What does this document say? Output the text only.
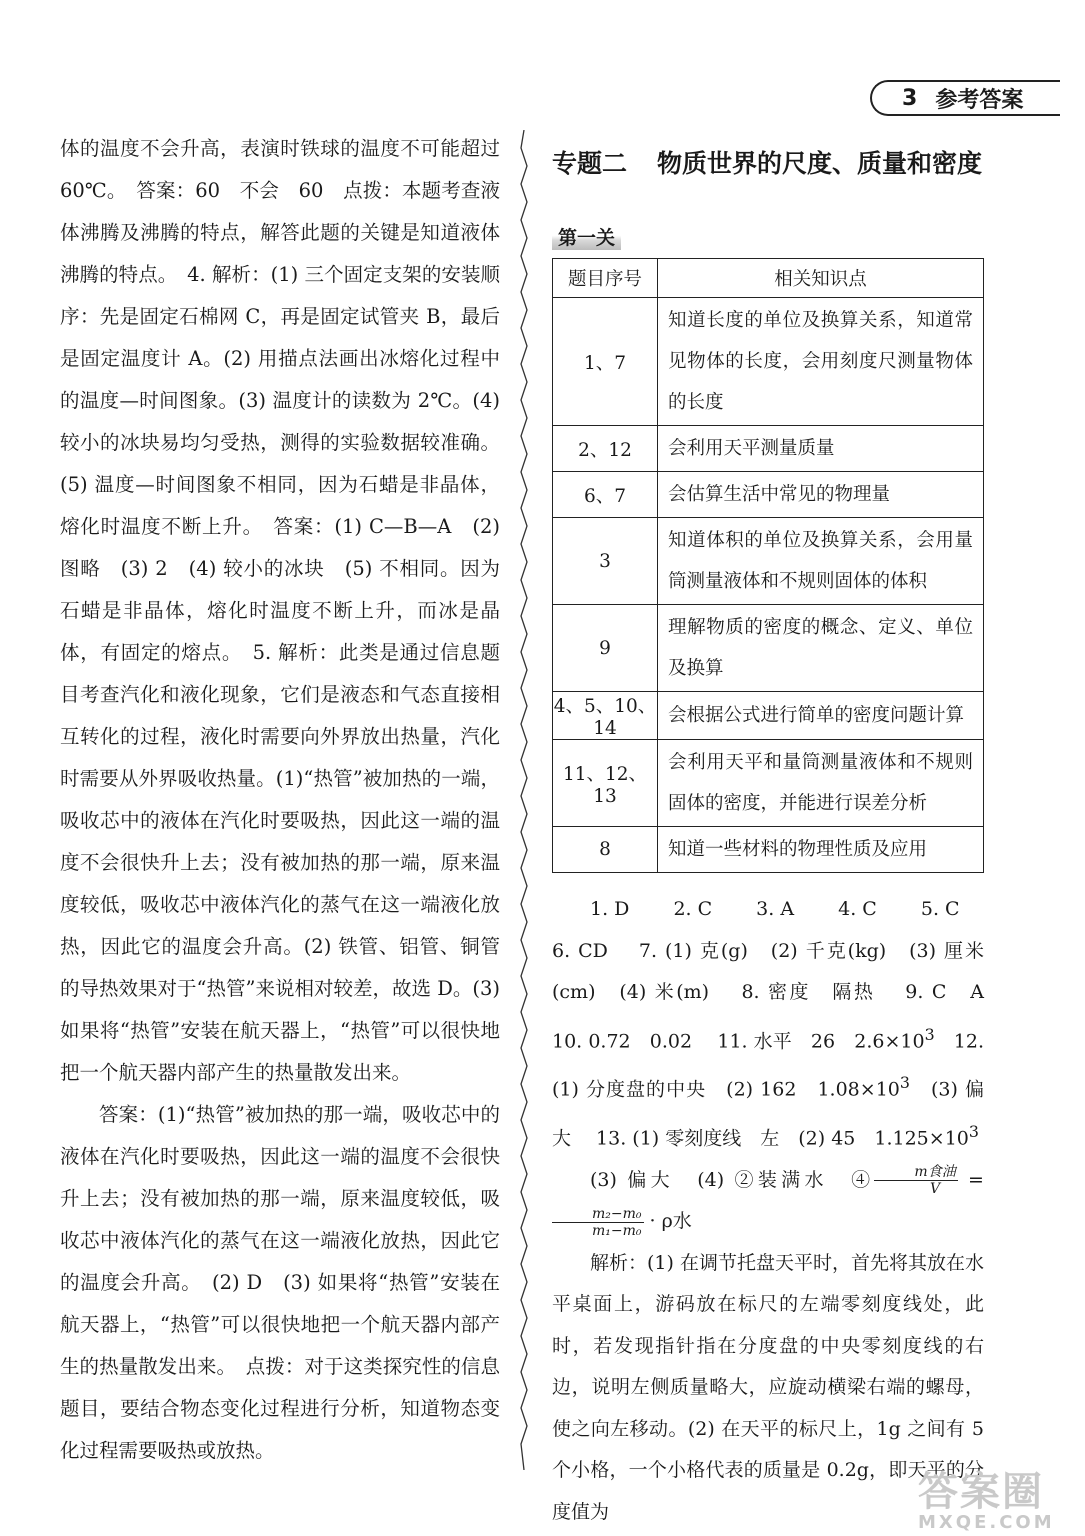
3 参考答案

体的温度不会升高，表演时铁球的温度不可能超过60℃。　答案：60　不会　60　点拨：本题考查液体沸腾及沸腾的特点，解答此题的关键是知道液体沸腾的特点。　4. 解析：(1) 三个固定支架的安装顺序：先是固定石棉网 C，再是固定试管夹 B，最后是固定温度计 A。(2) 用描点法画出冰熔化过程中的温度—时间图象。(3) 温度计的读数为 2℃。(4) 较小的冰块易均匀受热，测得的实验数据较准确。(5) 温度—时间图象不相同，因为石蜡是非晶体，熔化时温度不断上升。　答案：(1) C—B—A　(2) 图略　(3) 2　(4) 较小的冰块　(5) 不相同。因为石蜡是非晶体，熔化时温度不断上升，而冰是晶体，有固定的熔点。　5. 解析：此类是通过信息题目考查汽化和液化现象，它们是液态和气态直接相互转化的过程，液化时需要向外界放出热量，汽化时需要从外界吸收热量。(1)“热管”被加热的一端，吸收芯中的液体在汽化时要吸热，因此这一端的温度不会很快升上去；没有被加热的那一端，原来温度较低，吸收芯中液体汽化的蒸气在这一端液化放热，因此它的温度会升高。(2) 铁管、铝管、铜管的导热效果对于“热管”来说相对较差，故选 D。(3) 如果将“热管”安装在航天器上，“热管”可以很快地把一个航天器内部产生的热量散发出来。

答案：(1)“热管”被加热的那一端，吸收芯中的液体在汽化时要吸热，因此这一端的温度不会很快升上去；没有被加热的那一端，原来温度较低，吸收芯中液体汽化的蒸气在这一端液化放热，因此它的温度会升高。　(2) D　(3) 如果将“热管”安装在航天器上，“热管”可以很快地把一个航天器内部产生的热量散发出来。　点拨：对于这类探究性的信息题目，要结合物态变化过程进行分析，知道物态变化过程需要吸热或放热。

专题二 物质世界的尺度、质量和密度
第一关
题目序号	相关知识点
1、7	知道长度的单位及换算关系，知道常见物体的长度，会用刻度尺测量物体的长度
2、12	会利用天平测量质量
6、7	会估算生活中常见的物理量
3	知道体积的单位及换算关系，会用量筒测量液体和不规则固体的体积
9	理解物质的密度的概念、定义、单位及换算
4、5、10、14	会根据公式进行简单的密度问题计算
11、12、13	会利用天平和量筒测量液体和不规则固体的密度，并能进行误差分析
8	知道一些材料的物理性质及应用

1. D　　 2. C　　 3. A　　 4. C　　 5. C

6. CD　 7. (1) 克(g)　(2) 千克(kg)　(3) 厘米(cm)　(4) 米(m)　 8. 密度　隔热　 9. C　A　 10. 0.72　0.02　 11. 水平　26　$2.6\times 10^3$　12. (1) 分度盘的中央　(2) 162　$1.08\times 10^3$　(3) 偏大　 13. (1) 零刻度线　左　(2) 45　$1.125\times 10^3$

(3) 偏大　(4) ②装满水　④ $\frac{\text{m食油}}{V}$ =
$\frac{\text{m₂−m₀}}{\text{m₁−m₀}} \cdot \rho$水

解析：(1) 在调节托盘天平时，首先将其放在水平桌面上，游码放在标尺的左端零刻度线处，此时，若发现指针指在分度盘的中央零刻度线的右边，说明左侧质量略大，应旋动横梁右端的螺母，使之向左移动。(2) 在天平的标尺上，1g 之间有 5 个小格，一个小格代表的质量是 0.2g，即天平的分度值为	答案圈
MXQE.COM
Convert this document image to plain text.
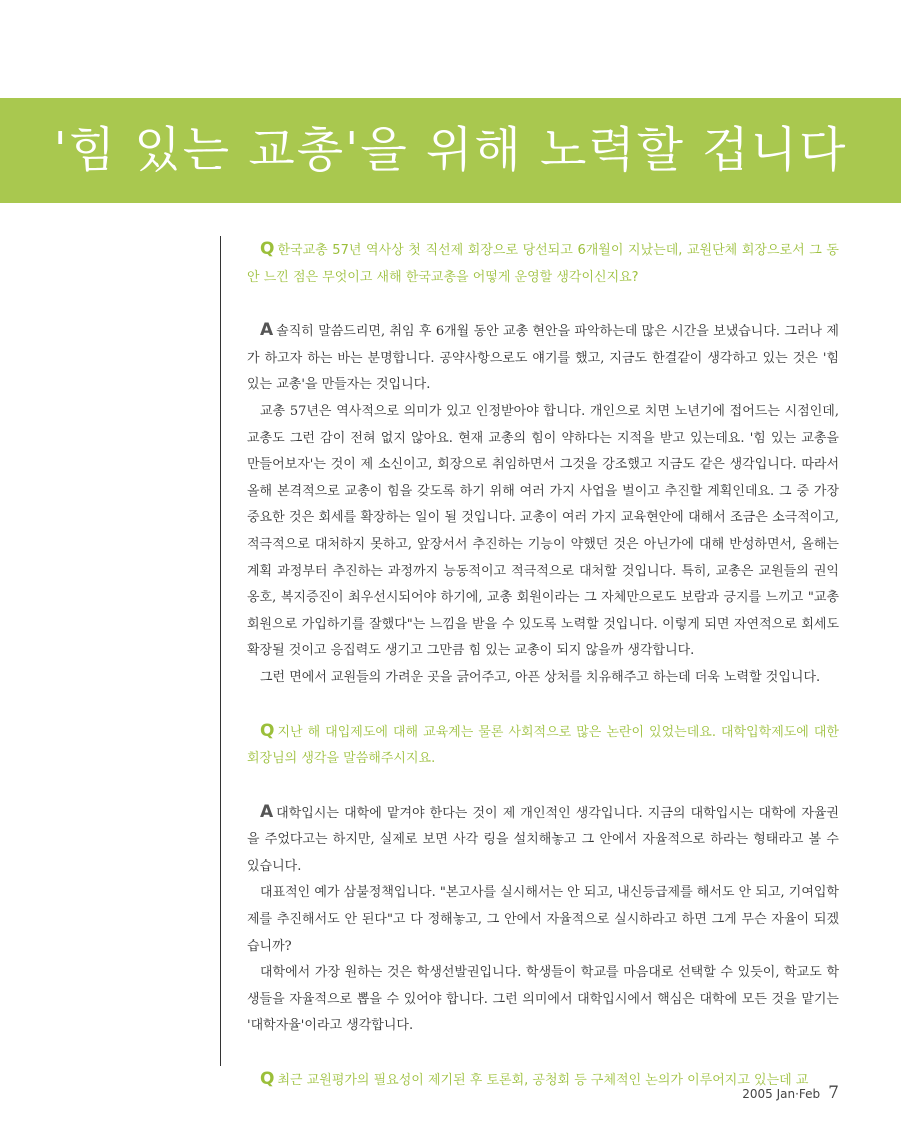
'힘 있는 교총'을 위해 노력할 겁니다
Q 한국교총 57년 역사상 첫 직선제 회장으로 당선되고 6개월이 지났는데, 교원단체 회장으로서 그 동안 느낀 점은 무엇이고 새해 한국교총을 어떻게 운영할 생각이신지요?

A 솔직히 말씀드리면, 취임 후 6개월 동안 교총 현안을 파악하는데 많은 시간을 보냈습니다. 그러나 제가 하고자 하는 바는 분명합니다. 공약사항으로도 얘기를 했고, 지금도 한결같이 생각하고 있는 것은 '힘 있는 교총'을 만들자는 것입니다.

교총 57년은 역사적으로 의미가 있고 인정받아야 합니다. 개인으로 치면 노년기에 접어드는 시점인데, 교총도 그런 감이 전혀 없지 않아요. 현재 교총의 힘이 약하다는 지적을 받고 있는데요. '힘 있는 교총을 만들어보자'는 것이 제 소신이고, 회장으로 취임하면서 그것을 강조했고 지금도 같은 생각입니다. 따라서 올해 본격적으로 교총이 힘을 갖도록 하기 위해 여러 가지 사업을 벌이고 추진할 계획인데요. 그 중 가장 중요한 것은 회세를 확장하는 일이 될 것입니다. 교총이 여러 가지 교육현안에 대해서 조금은 소극적이고, 적극적으로 대처하지 못하고, 앞장서서 추진하는 기능이 약했던 것은 아닌가에 대해 반성하면서, 올해는 계획 과정부터 추진하는 과정까지 능동적이고 적극적으로 대처할 것입니다. 특히, 교총은 교원들의 권익옹호, 복지증진이 최우선시되어야 하기에, 교총 회원이라는 그 자체만으로도 보람과 긍지를 느끼고 "교총 회원으로 가입하기를 잘했다"는 느낌을 받을 수 있도록 노력할 것입니다. 이렇게 되면 자연적으로 회세도 확장될 것이고 응집력도 생기고 그만큼 힘 있는 교총이 되지 않을까 생각합니다.

그런 면에서 교원들의 가려운 곳을 긁어주고, 아픈 상처를 치유해주고 하는데 더욱 노력할 것입니다.

Q 지난 해 대입제도에 대해 교육계는 물론 사회적으로 많은 논란이 있었는데요. 대학입학제도에 대한 회장님의 생각을 말씀해주시지요.

A 대학입시는 대학에 맡겨야 한다는 것이 제 개인적인 생각입니다. 지금의 대학입시는 대학에 자율권을 주었다고는 하지만, 실제로 보면 사각 링을 설치해놓고 그 안에서 자율적으로 하라는 형태라고 볼 수 있습니다.

대표적인 예가 삼불정책입니다. "본고사를 실시해서는 안 되고, 내신등급제를 해서도 안 되고, 기여입학제를 추진해서도 안 된다"고 다 정해놓고, 그 안에서 자율적으로 실시하라고 하면 그게 무슨 자율이 되겠습니까?

대학에서 가장 원하는 것은 학생선발권입니다. 학생들이 학교를 마음대로 선택할 수 있듯이, 학교도 학생들을 자율적으로 뽑을 수 있어야 합니다. 그런 의미에서 대학입시에서 핵심은 대학에 모든 것을 맡기는 '대학자율'이라고 생각합니다.

Q 최근 교원평가의 필요성이 제기된 후 토론회, 공청회 등 구체적인 논의가 이루어지고 있는데 교
2005 Jan·Feb 7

Do this:
Copy the data word for word. Pictures do not go in the copy.

Solution:
What does this document say? Output the text only.
3 参考答案

体的温度不会升高，表演时铁球的温度不可能超过60℃。　答案：60　不会　60　点拨：本题考查液体沸腾及沸腾的特点，解答此题的关键是知道液体沸腾的特点。　4. 解析：(1) 三个固定支架的安装顺序：先是固定石棉网 C，再是固定试管夹 B，最后是固定温度计 A。(2) 用描点法画出冰熔化过程中的温度—时间图象。(3) 温度计的读数为 2℃。(4) 较小的冰块易均匀受热，测得的实验数据较准确。(5) 温度—时间图象不相同，因为石蜡是非晶体，熔化时温度不断上升。　答案：(1) C—B—A　(2) 图略　(3) 2　(4) 较小的冰块　(5) 不相同。因为石蜡是非晶体，熔化时温度不断上升，而冰是晶体，有固定的熔点。　5. 解析：此类是通过信息题目考查汽化和液化现象，它们是液态和气态直接相互转化的过程，液化时需要向外界放出热量，汽化时需要从外界吸收热量。(1)“热管”被加热的一端，吸收芯中的液体在汽化时要吸热，因此这一端的温度不会很快升上去；没有被加热的那一端，原来温度较低，吸收芯中液体汽化的蒸气在这一端液化放热，因此它的温度会升高。(2) 铁管、铝管、铜管的导热效果对于“热管”来说相对较差，故选 D。(3) 如果将“热管”安装在航天器上，“热管”可以很快地把一个航天器内部产生的热量散发出来。

答案：(1)“热管”被加热的那一端，吸收芯中的液体在汽化时要吸热，因此这一端的温度不会很快升上去；没有被加热的那一端，原来温度较低，吸收芯中液体汽化的蒸气在这一端液化放热，因此它的温度会升高。　(2) D　(3) 如果将“热管”安装在航天器上，“热管”可以很快地把一个航天器内部产生的热量散发出来。　点拨：对于这类探究性的信息题目，要结合物态变化过程进行分析，知道物态变化过程需要吸热或放热。

专题二 物质世界的尺度、质量和密度
第一关
题目序号	相关知识点
1、7	知道长度的单位及换算关系，知道常见物体的长度，会用刻度尺测量物体的长度
2、12	会利用天平测量质量
6、7	会估算生活中常见的物理量
3	知道体积的单位及换算关系，会用量筒测量液体和不规则固体的体积
9	理解物质的密度的概念、定义、单位及换算
4、5、10、14	会根据公式进行简单的密度问题计算
11、12、13	会利用天平和量筒测量液体和不规则固体的密度，并能进行误差分析
8	知道一些材料的物理性质及应用

1. D　　 2. C　　 3. A　　 4. C　　 5. C

6. CD　 7. (1) 克(g)　(2) 千克(kg)　(3) 厘米(cm)　(4) 米(m)　 8. 密度　隔热　 9. C　A　 10. 0.72　0.02　 11. 水平　26　$2.6\times 10^3$　12. (1) 分度盘的中央　(2) 162　$1.08\times 10^3$　(3) 偏大　 13. (1) 零刻度线　左　(2) 45　$1.125\times 10^3$

(3) 偏大　(4) ②装满水　④ $\frac{\text{m食油}}{V}$ =
$\frac{\text{m₂−m₀}}{\text{m₁−m₀}} \cdot \rho$水

解析：(1) 在调节托盘天平时，首先将其放在水平桌面上，游码放在标尺的左端零刻度线处，此时，若发现指针指在分度盘的中央零刻度线的右边，说明左侧质量略大，应旋动横梁右端的螺母，使之向左移动。(2) 在天平的标尺上，1g 之间有 5 个小格，一个小格代表的质量是 0.2g，即天平的分度值为	答案圈
MXQE.COM
Convert this document image to plain text.
'힘 있는 교총'을 위해 노력할 겁니다
Q 한국교총 57년 역사상 첫 직선제 회장으로 당선되고 6개월이 지났는데, 교원단체 회장으로서 그 동안 느낀 점은 무엇이고 새해 한국교총을 어떻게 운영할 생각이신지요?

A 솔직히 말씀드리면, 취임 후 6개월 동안 교총 현안을 파악하는데 많은 시간을 보냈습니다. 그러나 제가 하고자 하는 바는 분명합니다. 공약사항으로도 얘기를 했고, 지금도 한결같이 생각하고 있는 것은 '힘 있는 교총'을 만들자는 것입니다.

교총 57년은 역사적으로 의미가 있고 인정받아야 합니다. 개인으로 치면 노년기에 접어드는 시점인데, 교총도 그런 감이 전혀 없지 않아요. 현재 교총의 힘이 약하다는 지적을 받고 있는데요. '힘 있는 교총을 만들어보자'는 것이 제 소신이고, 회장으로 취임하면서 그것을 강조했고 지금도 같은 생각입니다. 따라서 올해 본격적으로 교총이 힘을 갖도록 하기 위해 여러 가지 사업을 벌이고 추진할 계획인데요. 그 중 가장 중요한 것은 회세를 확장하는 일이 될 것입니다. 교총이 여러 가지 교육현안에 대해서 조금은 소극적이고, 적극적으로 대처하지 못하고, 앞장서서 추진하는 기능이 약했던 것은 아닌가에 대해 반성하면서, 올해는 계획 과정부터 추진하는 과정까지 능동적이고 적극적으로 대처할 것입니다. 특히, 교총은 교원들의 권익옹호, 복지증진이 최우선시되어야 하기에, 교총 회원이라는 그 자체만으로도 보람과 긍지를 느끼고 "교총 회원으로 가입하기를 잘했다"는 느낌을 받을 수 있도록 노력할 것입니다. 이렇게 되면 자연적으로 회세도 확장될 것이고 응집력도 생기고 그만큼 힘 있는 교총이 되지 않을까 생각합니다.

그런 면에서 교원들의 가려운 곳을 긁어주고, 아픈 상처를 치유해주고 하는데 더욱 노력할 것입니다.

Q 지난 해 대입제도에 대해 교육계는 물론 사회적으로 많은 논란이 있었는데요. 대학입학제도에 대한 회장님의 생각을 말씀해주시지요.

A 대학입시는 대학에 맡겨야 한다는 것이 제 개인적인 생각입니다. 지금의 대학입시는 대학에 자율권을 주었다고는 하지만, 실제로 보면 사각 링을 설치해놓고 그 안에서 자율적으로 하라는 형태라고 볼 수 있습니다.

대표적인 예가 삼불정책입니다. "본고사를 실시해서는 안 되고, 내신등급제를 해서도 안 되고, 기여입학제를 추진해서도 안 된다"고 다 정해놓고, 그 안에서 자율적으로 실시하라고 하면 그게 무슨 자율이 되겠습니까?

대학에서 가장 원하는 것은 학생선발권입니다. 학생들이 학교를 마음대로 선택할 수 있듯이, 학교도 학생들을 자율적으로 뽑을 수 있어야 합니다. 그런 의미에서 대학입시에서 핵심은 대학에 모든 것을 맡기는 '대학자율'이라고 생각합니다.

Q 최근 교원평가의 필요성이 제기된 후 토론회, 공청회 등 구체적인 논의가 이루어지고 있는데 교
2005 Jan·Feb 7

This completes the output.